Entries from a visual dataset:
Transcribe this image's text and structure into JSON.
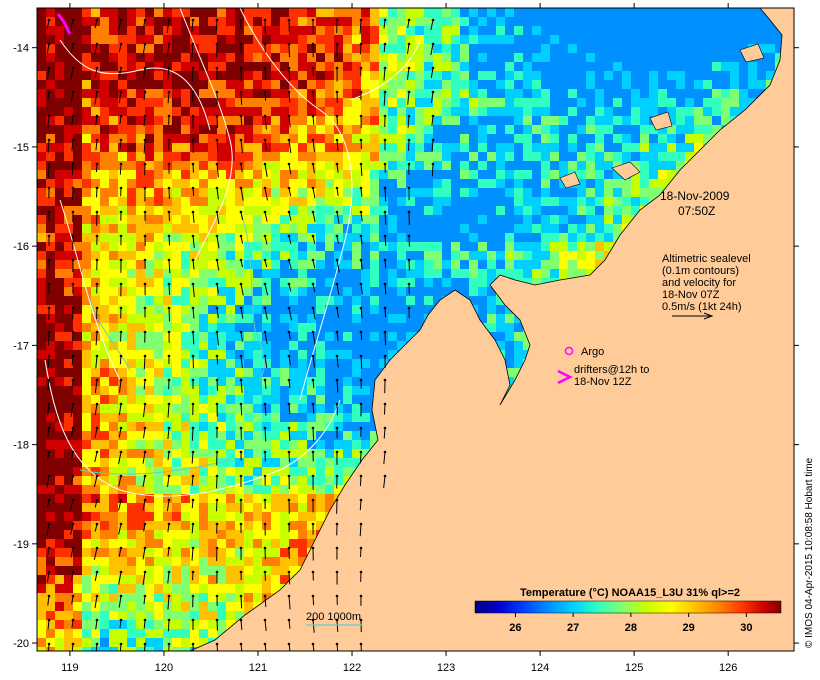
{
  "map": {
    "lon_ticks": [
      119,
      120,
      121,
      122,
      123,
      124,
      125,
      126
    ],
    "lat_ticks": [
      -14,
      -15,
      -16,
      -17,
      -18,
      -19,
      -20
    ],
    "lon_range": [
      118.65,
      126.7
    ],
    "lat_range": [
      -13.6,
      -20.08
    ],
    "land_color": "#ffcc99",
    "contour_color": "#ffffff",
    "isobath_color": "#66cccc",
    "vector_color": "#000000",
    "drifter_color": "#ff00ff"
  },
  "annotations": {
    "date": "18-Nov-2009",
    "time": "07:50Z",
    "legend_line1": "Altimetric sealevel",
    "legend_line2": "(0.1m contours)",
    "legend_line3": "and velocity for",
    "legend_line4": "18-Nov 07Z",
    "legend_line5": "0.5m/s (1kt 24h)",
    "argo_label": "Argo",
    "drifter_line1": "drifters@12h to",
    "drifter_line2": "18-Nov 12Z",
    "isobath_label": "200  1000m"
  },
  "colorbar": {
    "title": "Temperature (°C) NOAA15_L3U 31% ql>=2",
    "ticks": [
      26,
      27,
      28,
      29,
      30
    ],
    "range": [
      25.3,
      30.6
    ],
    "colors": [
      "#00007f",
      "#0000d0",
      "#0040ff",
      "#0090ff",
      "#00d0ff",
      "#30ffc0",
      "#80ff70",
      "#c8ff00",
      "#ffff00",
      "#ffc000",
      "#ff8000",
      "#ff3000",
      "#d00000",
      "#800000"
    ]
  },
  "credit": "© IMOS 04-Apr-2015 10:08:58 Hobart time"
}
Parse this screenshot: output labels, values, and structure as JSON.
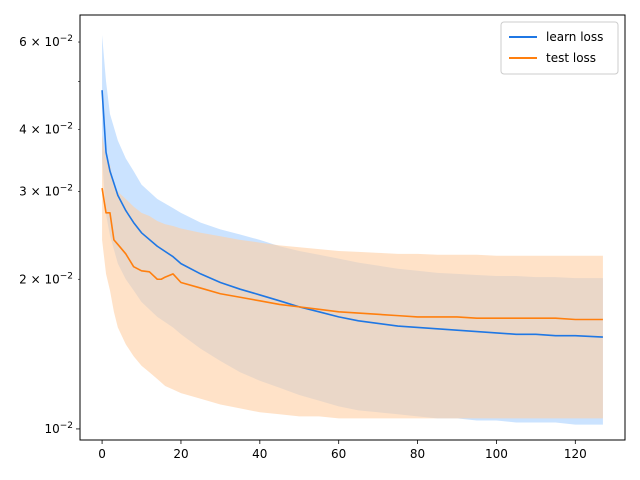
{
  "chart_data": {
    "type": "line",
    "title": "",
    "xlabel": "",
    "ylabel": "",
    "xlim": [
      -5.6,
      132.6
    ],
    "ylim": [
      0.0095,
      0.068
    ],
    "yscale": "log",
    "grid": false,
    "legend_position": "top-right",
    "x_ticks": [
      0,
      20,
      40,
      60,
      80,
      100,
      120
    ],
    "x_tick_labels": [
      "0",
      "20",
      "40",
      "60",
      "80",
      "100",
      "120"
    ],
    "y_major_ticks": [
      {
        "value": 0.01,
        "mantissa": "10",
        "exponent": "−2"
      }
    ],
    "y_minor_ticks": [
      {
        "value": 0.02,
        "mantissa": "2 × 10",
        "exponent": "−2"
      },
      {
        "value": 0.03,
        "mantissa": "3 × 10",
        "exponent": "−2"
      },
      {
        "value": 0.04,
        "mantissa": "4 × 10",
        "exponent": "−2"
      },
      {
        "value": 0.05,
        "mantissa": "",
        "exponent": ""
      },
      {
        "value": 0.06,
        "mantissa": "6 × 10",
        "exponent": "−2"
      }
    ],
    "series": [
      {
        "name": "learn loss",
        "color": "#1f77e4",
        "band_color": "#a8d0ff",
        "x": [
          0,
          1,
          2,
          4,
          6,
          8,
          10,
          14,
          18,
          20,
          25,
          30,
          35,
          40,
          45,
          50,
          55,
          60,
          65,
          70,
          75,
          80,
          85,
          90,
          95,
          100,
          105,
          110,
          115,
          120,
          127
        ],
        "values": [
          0.048,
          0.036,
          0.033,
          0.0295,
          0.0275,
          0.026,
          0.0248,
          0.0233,
          0.0222,
          0.0215,
          0.0205,
          0.0197,
          0.0191,
          0.0186,
          0.0181,
          0.0176,
          0.0172,
          0.0168,
          0.0165,
          0.0163,
          0.0161,
          0.016,
          0.0159,
          0.0158,
          0.0157,
          0.0156,
          0.0155,
          0.0155,
          0.0154,
          0.0154,
          0.0153
        ],
        "upper": [
          0.062,
          0.05,
          0.043,
          0.038,
          0.035,
          0.033,
          0.031,
          0.029,
          0.0278,
          0.0272,
          0.026,
          0.0252,
          0.0246,
          0.024,
          0.0233,
          0.0228,
          0.0224,
          0.022,
          0.0216,
          0.0213,
          0.021,
          0.0208,
          0.0206,
          0.0205,
          0.0204,
          0.0203,
          0.0203,
          0.0202,
          0.0202,
          0.0201,
          0.0201
        ],
        "lower": [
          0.035,
          0.027,
          0.0245,
          0.0215,
          0.02,
          0.019,
          0.018,
          0.0168,
          0.016,
          0.0155,
          0.0145,
          0.0137,
          0.013,
          0.0125,
          0.0121,
          0.0117,
          0.0114,
          0.0111,
          0.0109,
          0.0108,
          0.0107,
          0.0106,
          0.0105,
          0.0105,
          0.0104,
          0.0104,
          0.0103,
          0.0103,
          0.0103,
          0.0102,
          0.0102
        ]
      },
      {
        "name": "test loss",
        "color": "#ff7f0e",
        "band_color": "#ffcfa3",
        "x": [
          0,
          1,
          2,
          3,
          4,
          6,
          8,
          10,
          12,
          14,
          15,
          16,
          18,
          20,
          25,
          30,
          35,
          40,
          45,
          50,
          55,
          60,
          65,
          70,
          75,
          80,
          85,
          90,
          95,
          100,
          105,
          110,
          115,
          120,
          127
        ],
        "values": [
          0.0305,
          0.0272,
          0.0272,
          0.024,
          0.0235,
          0.0225,
          0.0212,
          0.0208,
          0.0207,
          0.02,
          0.02,
          0.0202,
          0.0205,
          0.0197,
          0.0192,
          0.0187,
          0.0184,
          0.0181,
          0.0178,
          0.0176,
          0.0174,
          0.0172,
          0.0171,
          0.017,
          0.0169,
          0.0168,
          0.0168,
          0.0168,
          0.0167,
          0.0167,
          0.0167,
          0.0167,
          0.0167,
          0.0166,
          0.0166
        ],
        "upper": [
          0.039,
          0.035,
          0.034,
          0.031,
          0.03,
          0.029,
          0.028,
          0.0272,
          0.0268,
          0.0262,
          0.026,
          0.0258,
          0.0256,
          0.0253,
          0.0248,
          0.0244,
          0.024,
          0.0237,
          0.0234,
          0.0232,
          0.023,
          0.0228,
          0.0227,
          0.0226,
          0.0225,
          0.0225,
          0.0224,
          0.0224,
          0.0224,
          0.0223,
          0.0223,
          0.0223,
          0.0223,
          0.0223,
          0.0223
        ],
        "lower": [
          0.024,
          0.0205,
          0.019,
          0.0172,
          0.016,
          0.0148,
          0.014,
          0.0134,
          0.013,
          0.0126,
          0.0124,
          0.0122,
          0.012,
          0.0118,
          0.0115,
          0.0112,
          0.011,
          0.0108,
          0.0107,
          0.0106,
          0.0106,
          0.0105,
          0.0105,
          0.0105,
          0.0105,
          0.0105,
          0.0105,
          0.0105,
          0.0105,
          0.0105,
          0.0105,
          0.0105,
          0.0105,
          0.0105,
          0.0105
        ]
      }
    ]
  }
}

**Exercise instructions:**
Go through the material above and count the lines that contain "mantissa"; give that number alone.

**Written response:**
6